* Goal:
Output each entry verbatim and exclude every picture from it.

(Figure record extracts)

◇ ◇ ◇ ◇ ◇ ◇ ◇

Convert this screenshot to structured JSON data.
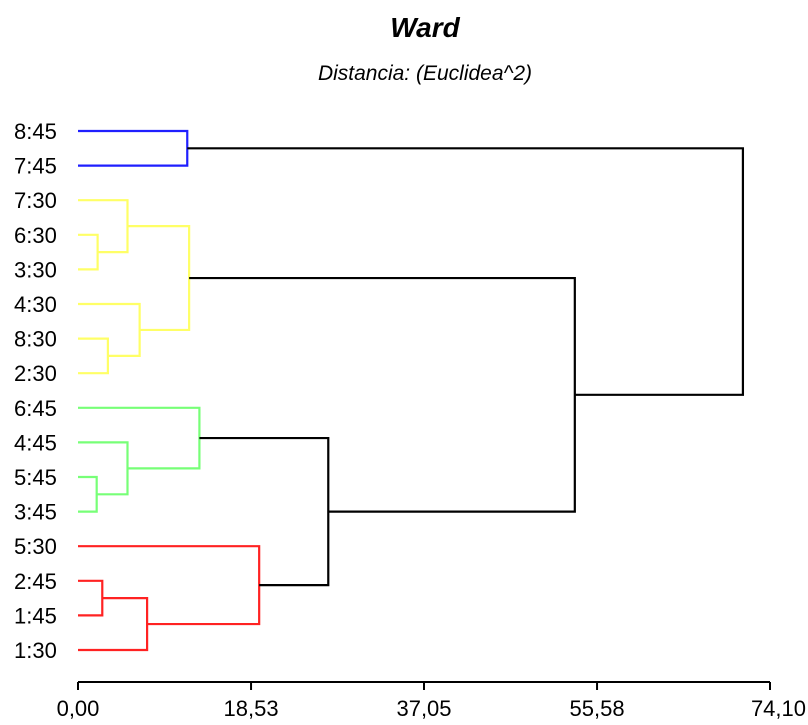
{
  "chart_data": {
    "type": "dendrogram",
    "title": "Ward",
    "subtitle": "Distancia: (Euclidea^2)",
    "xlim": [
      0,
      74.1
    ],
    "xticks": [
      "0,00",
      "18,53",
      "37,05",
      "55,58",
      "74,10"
    ],
    "xtick_values": [
      0,
      18.53,
      37.05,
      55.58,
      74.1
    ],
    "leaves": [
      "8:45",
      "7:45",
      "7:30",
      "6:30",
      "3:30",
      "4:30",
      "8:30",
      "2:30",
      "6:45",
      "4:45",
      "5:45",
      "3:45",
      "5:30",
      "2:45",
      "1:45",
      "1:30"
    ],
    "colors": {
      "blue": "#1f1fff",
      "yellow": "#ffff66",
      "green": "#77ff77",
      "red": "#ff2222",
      "black": "#000000"
    },
    "merges": [
      {
        "id": "m1",
        "children": [
          "8:45",
          "7:45"
        ],
        "height": 11.7,
        "color": "blue"
      },
      {
        "id": "m2",
        "children": [
          "6:30",
          "3:30"
        ],
        "height": 2.1,
        "color": "yellow"
      },
      {
        "id": "m3",
        "children": [
          "7:30",
          "m2"
        ],
        "height": 5.3,
        "color": "yellow"
      },
      {
        "id": "m4",
        "children": [
          "8:30",
          "2:30"
        ],
        "height": 3.2,
        "color": "yellow"
      },
      {
        "id": "m5",
        "children": [
          "4:30",
          "m4"
        ],
        "height": 6.6,
        "color": "yellow"
      },
      {
        "id": "m6",
        "children": [
          "m3",
          "m5"
        ],
        "height": 11.9,
        "color": "yellow"
      },
      {
        "id": "m7",
        "children": [
          "5:45",
          "3:45"
        ],
        "height": 2.0,
        "color": "green"
      },
      {
        "id": "m8",
        "children": [
          "4:45",
          "m7"
        ],
        "height": 5.3,
        "color": "green"
      },
      {
        "id": "m9",
        "children": [
          "6:45",
          "m8"
        ],
        "height": 13.0,
        "color": "green"
      },
      {
        "id": "m10",
        "children": [
          "2:45",
          "1:45"
        ],
        "height": 2.6,
        "color": "red"
      },
      {
        "id": "m11",
        "children": [
          "m10",
          "1:30"
        ],
        "height": 7.4,
        "color": "red"
      },
      {
        "id": "m12",
        "children": [
          "5:30",
          "m11"
        ],
        "height": 19.4,
        "color": "red"
      },
      {
        "id": "m13",
        "children": [
          "m9",
          "m12"
        ],
        "height": 26.8,
        "color": "black"
      },
      {
        "id": "m14",
        "children": [
          "m6",
          "m13"
        ],
        "height": 53.2,
        "color": "black"
      },
      {
        "id": "m15",
        "children": [
          "m1",
          "m14"
        ],
        "height": 71.2,
        "color": "black"
      }
    ]
  }
}
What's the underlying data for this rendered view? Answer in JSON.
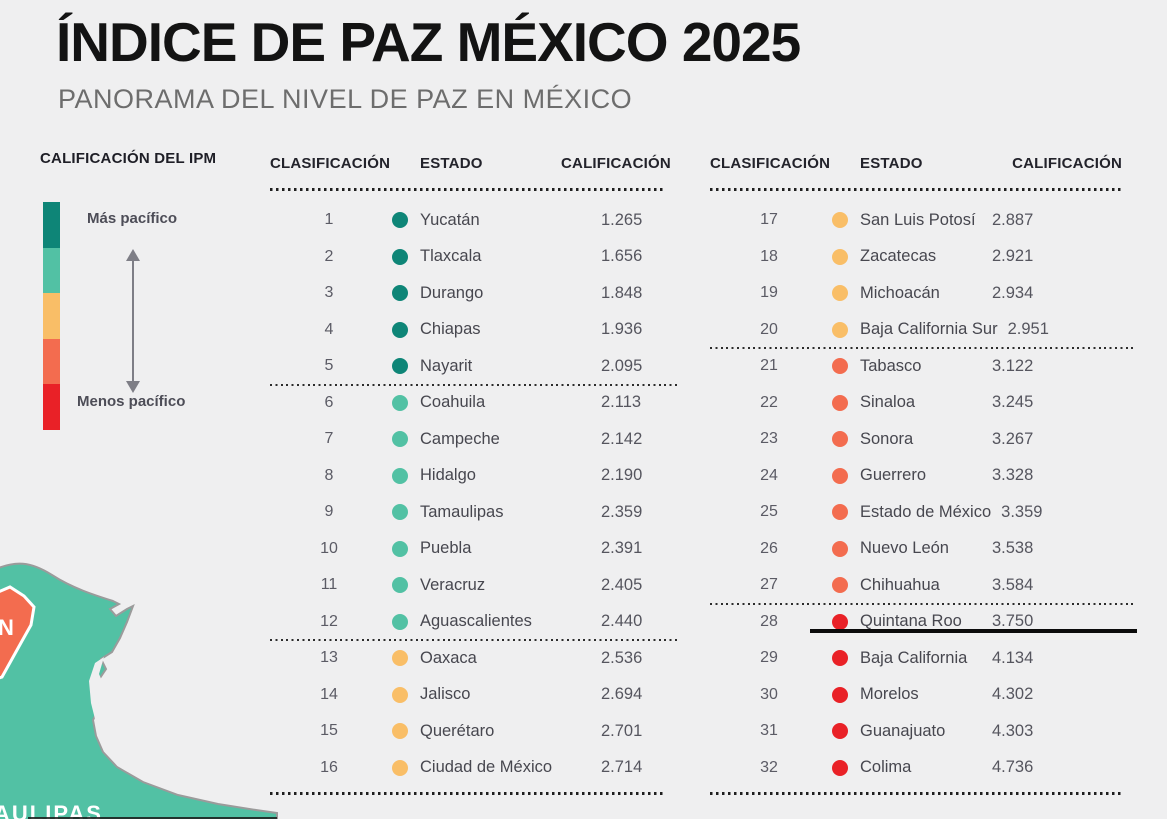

◇ ◇ ◇ ◇ ◇ ◇ ◇

* Result of the exercise:
Convert this screenshot to structured JSON data.
{
  "chart_data": {
    "type": "dendrogram",
    "title": "Ward",
    "subtitle": "Distancia: (Euclidea^2)",
    "xlim": [
      0,
      74.1
    ],
    "xticks": [
      "0,00",
      "18,53",
      "37,05",
      "55,58",
      "74,10"
    ],
    "xtick_values": [
      0,
      18.53,
      37.05,
      55.58,
      74.1
    ],
    "leaves": [
      "8:45",
      "7:45",
      "7:30",
      "6:30",
      "3:30",
      "4:30",
      "8:30",
      "2:30",
      "6:45",
      "4:45",
      "5:45",
      "3:45",
      "5:30",
      "2:45",
      "1:45",
      "1:30"
    ],
    "colors": {
      "blue": "#1f1fff",
      "yellow": "#ffff66",
      "green": "#77ff77",
      "red": "#ff2222",
      "black": "#000000"
    },
    "merges": [
      {
        "id": "m1",
        "children": [
          "8:45",
          "7:45"
        ],
        "height": 11.7,
        "color": "blue"
      },
      {
        "id": "m2",
        "children": [
          "6:30",
          "3:30"
        ],
        "height": 2.1,
        "color": "yellow"
      },
      {
        "id": "m3",
        "children": [
          "7:30",
          "m2"
        ],
        "height": 5.3,
        "color": "yellow"
      },
      {
        "id": "m4",
        "children": [
          "8:30",
          "2:30"
        ],
        "height": 3.2,
        "color": "yellow"
      },
      {
        "id": "m5",
        "children": [
          "4:30",
          "m4"
        ],
        "height": 6.6,
        "color": "yellow"
      },
      {
        "id": "m6",
        "children": [
          "m3",
          "m5"
        ],
        "height": 11.9,
        "color": "yellow"
      },
      {
        "id": "m7",
        "children": [
          "5:45",
          "3:45"
        ],
        "height": 2.0,
        "color": "green"
      },
      {
        "id": "m8",
        "children": [
          "4:45",
          "m7"
        ],
        "height": 5.3,
        "color": "green"
      },
      {
        "id": "m9",
        "children": [
          "6:45",
          "m8"
        ],
        "height": 13.0,
        "color": "green"
      },
      {
        "id": "m10",
        "children": [
          "2:45",
          "1:45"
        ],
        "height": 2.6,
        "color": "red"
      },
      {
        "id": "m11",
        "children": [
          "m10",
          "1:30"
        ],
        "height": 7.4,
        "color": "red"
      },
      {
        "id": "m12",
        "children": [
          "5:30",
          "m11"
        ],
        "height": 19.4,
        "color": "red"
      },
      {
        "id": "m13",
        "children": [
          "m9",
          "m12"
        ],
        "height": 26.8,
        "color": "black"
      },
      {
        "id": "m14",
        "children": [
          "m6",
          "m13"
        ],
        "height": 53.2,
        "color": "black"
      },
      {
        "id": "m15",
        "children": [
          "m1",
          "m14"
        ],
        "height": 71.2,
        "color": "black"
      }
    ]
  }
}
What's the underlying data for this rendered view? Answer in JSON.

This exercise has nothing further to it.